### Problem requirements
Filter the entries, keeping every line with the word "timestamp".
-*-*-
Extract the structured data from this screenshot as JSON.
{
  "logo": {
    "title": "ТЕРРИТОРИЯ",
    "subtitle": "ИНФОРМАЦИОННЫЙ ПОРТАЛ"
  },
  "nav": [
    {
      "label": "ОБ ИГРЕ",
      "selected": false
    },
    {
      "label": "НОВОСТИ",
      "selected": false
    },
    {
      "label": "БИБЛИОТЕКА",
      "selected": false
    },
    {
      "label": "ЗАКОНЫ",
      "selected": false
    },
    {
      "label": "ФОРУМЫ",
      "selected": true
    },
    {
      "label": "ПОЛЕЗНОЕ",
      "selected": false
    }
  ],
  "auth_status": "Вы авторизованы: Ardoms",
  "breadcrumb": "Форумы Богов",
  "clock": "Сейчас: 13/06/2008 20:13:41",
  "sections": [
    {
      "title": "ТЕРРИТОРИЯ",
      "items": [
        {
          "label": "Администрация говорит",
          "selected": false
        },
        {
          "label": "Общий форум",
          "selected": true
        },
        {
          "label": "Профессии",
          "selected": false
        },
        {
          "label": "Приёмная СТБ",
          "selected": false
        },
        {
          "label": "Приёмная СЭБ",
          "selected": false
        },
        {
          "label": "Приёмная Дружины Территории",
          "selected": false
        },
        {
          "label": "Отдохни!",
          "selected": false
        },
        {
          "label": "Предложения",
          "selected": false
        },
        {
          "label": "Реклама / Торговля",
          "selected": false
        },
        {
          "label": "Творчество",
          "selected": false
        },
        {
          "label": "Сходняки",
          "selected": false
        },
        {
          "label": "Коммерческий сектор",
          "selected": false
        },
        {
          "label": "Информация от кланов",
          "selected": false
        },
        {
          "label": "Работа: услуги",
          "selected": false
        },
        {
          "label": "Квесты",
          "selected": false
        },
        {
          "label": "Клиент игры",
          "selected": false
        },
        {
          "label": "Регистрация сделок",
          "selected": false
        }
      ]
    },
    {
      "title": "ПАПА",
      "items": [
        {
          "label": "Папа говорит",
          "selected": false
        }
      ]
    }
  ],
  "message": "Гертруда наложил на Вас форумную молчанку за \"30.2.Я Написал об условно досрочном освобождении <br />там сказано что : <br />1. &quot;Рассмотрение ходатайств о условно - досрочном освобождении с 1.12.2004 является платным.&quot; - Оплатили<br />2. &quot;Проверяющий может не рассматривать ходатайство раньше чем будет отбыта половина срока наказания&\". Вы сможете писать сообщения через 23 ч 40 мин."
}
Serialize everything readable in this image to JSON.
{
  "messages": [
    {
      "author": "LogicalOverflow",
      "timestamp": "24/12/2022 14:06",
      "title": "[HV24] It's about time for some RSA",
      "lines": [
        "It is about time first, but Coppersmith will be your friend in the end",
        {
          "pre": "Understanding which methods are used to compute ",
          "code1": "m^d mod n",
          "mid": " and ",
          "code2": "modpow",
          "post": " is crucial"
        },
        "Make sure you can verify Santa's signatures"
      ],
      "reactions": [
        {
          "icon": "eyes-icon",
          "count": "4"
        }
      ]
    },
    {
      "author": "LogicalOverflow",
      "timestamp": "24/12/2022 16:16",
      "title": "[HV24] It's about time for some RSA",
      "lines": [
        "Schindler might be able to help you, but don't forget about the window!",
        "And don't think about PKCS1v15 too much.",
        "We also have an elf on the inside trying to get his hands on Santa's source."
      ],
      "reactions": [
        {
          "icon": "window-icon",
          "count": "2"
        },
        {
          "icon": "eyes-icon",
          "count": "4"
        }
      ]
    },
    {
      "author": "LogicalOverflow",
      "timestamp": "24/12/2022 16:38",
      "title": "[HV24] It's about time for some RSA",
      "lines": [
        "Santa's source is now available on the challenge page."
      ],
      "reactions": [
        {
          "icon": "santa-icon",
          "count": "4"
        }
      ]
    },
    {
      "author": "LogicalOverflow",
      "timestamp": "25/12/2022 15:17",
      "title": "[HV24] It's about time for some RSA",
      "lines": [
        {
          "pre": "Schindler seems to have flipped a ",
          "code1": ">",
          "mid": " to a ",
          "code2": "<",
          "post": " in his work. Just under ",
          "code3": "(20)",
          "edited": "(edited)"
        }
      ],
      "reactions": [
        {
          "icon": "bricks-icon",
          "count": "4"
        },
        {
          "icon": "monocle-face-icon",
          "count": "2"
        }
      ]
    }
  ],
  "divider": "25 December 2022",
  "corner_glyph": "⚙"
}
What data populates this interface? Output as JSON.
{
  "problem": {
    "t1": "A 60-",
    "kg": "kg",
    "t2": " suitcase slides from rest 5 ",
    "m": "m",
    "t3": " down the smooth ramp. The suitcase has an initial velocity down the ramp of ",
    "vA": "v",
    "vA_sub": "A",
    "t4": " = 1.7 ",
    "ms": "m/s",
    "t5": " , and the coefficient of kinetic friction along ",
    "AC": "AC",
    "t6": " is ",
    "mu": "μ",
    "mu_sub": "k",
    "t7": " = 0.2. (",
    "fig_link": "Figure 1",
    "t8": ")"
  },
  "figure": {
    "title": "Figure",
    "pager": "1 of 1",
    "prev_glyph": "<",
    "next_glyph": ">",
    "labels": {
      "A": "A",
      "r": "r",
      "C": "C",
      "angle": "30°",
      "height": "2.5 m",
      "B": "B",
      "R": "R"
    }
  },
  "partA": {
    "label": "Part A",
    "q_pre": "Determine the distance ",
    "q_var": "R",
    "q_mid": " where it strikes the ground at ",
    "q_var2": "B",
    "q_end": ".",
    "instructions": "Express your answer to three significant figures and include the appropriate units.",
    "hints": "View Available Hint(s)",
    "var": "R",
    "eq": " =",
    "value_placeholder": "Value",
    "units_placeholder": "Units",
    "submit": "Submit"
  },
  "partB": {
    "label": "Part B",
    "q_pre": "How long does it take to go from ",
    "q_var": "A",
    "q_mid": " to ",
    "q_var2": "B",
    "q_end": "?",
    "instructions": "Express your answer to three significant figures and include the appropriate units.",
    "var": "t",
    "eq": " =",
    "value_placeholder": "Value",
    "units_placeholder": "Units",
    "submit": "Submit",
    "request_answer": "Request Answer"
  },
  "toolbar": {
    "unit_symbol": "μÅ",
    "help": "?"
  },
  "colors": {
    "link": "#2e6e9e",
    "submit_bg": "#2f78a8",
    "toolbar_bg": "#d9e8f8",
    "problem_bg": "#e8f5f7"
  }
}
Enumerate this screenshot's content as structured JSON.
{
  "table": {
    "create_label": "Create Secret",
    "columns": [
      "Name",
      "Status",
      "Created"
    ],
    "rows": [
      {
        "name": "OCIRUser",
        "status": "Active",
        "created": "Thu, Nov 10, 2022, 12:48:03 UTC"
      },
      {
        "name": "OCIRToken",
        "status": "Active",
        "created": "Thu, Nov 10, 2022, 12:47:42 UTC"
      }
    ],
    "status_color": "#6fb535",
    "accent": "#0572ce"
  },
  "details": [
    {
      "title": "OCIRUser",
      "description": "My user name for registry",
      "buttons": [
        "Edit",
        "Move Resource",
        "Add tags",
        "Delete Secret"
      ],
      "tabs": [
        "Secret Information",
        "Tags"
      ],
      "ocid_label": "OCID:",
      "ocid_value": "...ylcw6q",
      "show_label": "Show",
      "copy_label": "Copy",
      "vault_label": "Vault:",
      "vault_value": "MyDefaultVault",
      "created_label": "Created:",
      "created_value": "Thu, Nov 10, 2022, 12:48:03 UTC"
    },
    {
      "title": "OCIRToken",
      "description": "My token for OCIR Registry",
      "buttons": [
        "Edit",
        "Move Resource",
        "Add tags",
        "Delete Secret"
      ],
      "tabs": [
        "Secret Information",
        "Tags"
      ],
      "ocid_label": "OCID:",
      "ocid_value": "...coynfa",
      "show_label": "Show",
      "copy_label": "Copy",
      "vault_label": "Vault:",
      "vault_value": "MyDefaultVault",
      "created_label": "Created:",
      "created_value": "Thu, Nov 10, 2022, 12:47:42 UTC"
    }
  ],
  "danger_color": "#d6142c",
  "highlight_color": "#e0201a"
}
-*-*-
### Final answer
      "timestamp": "24/12/2022 14:06",
      "timestamp": "24/12/2022 16:16",
      "timestamp": "24/12/2022 16:38",
      "timestamp": "25/12/2022 15:17",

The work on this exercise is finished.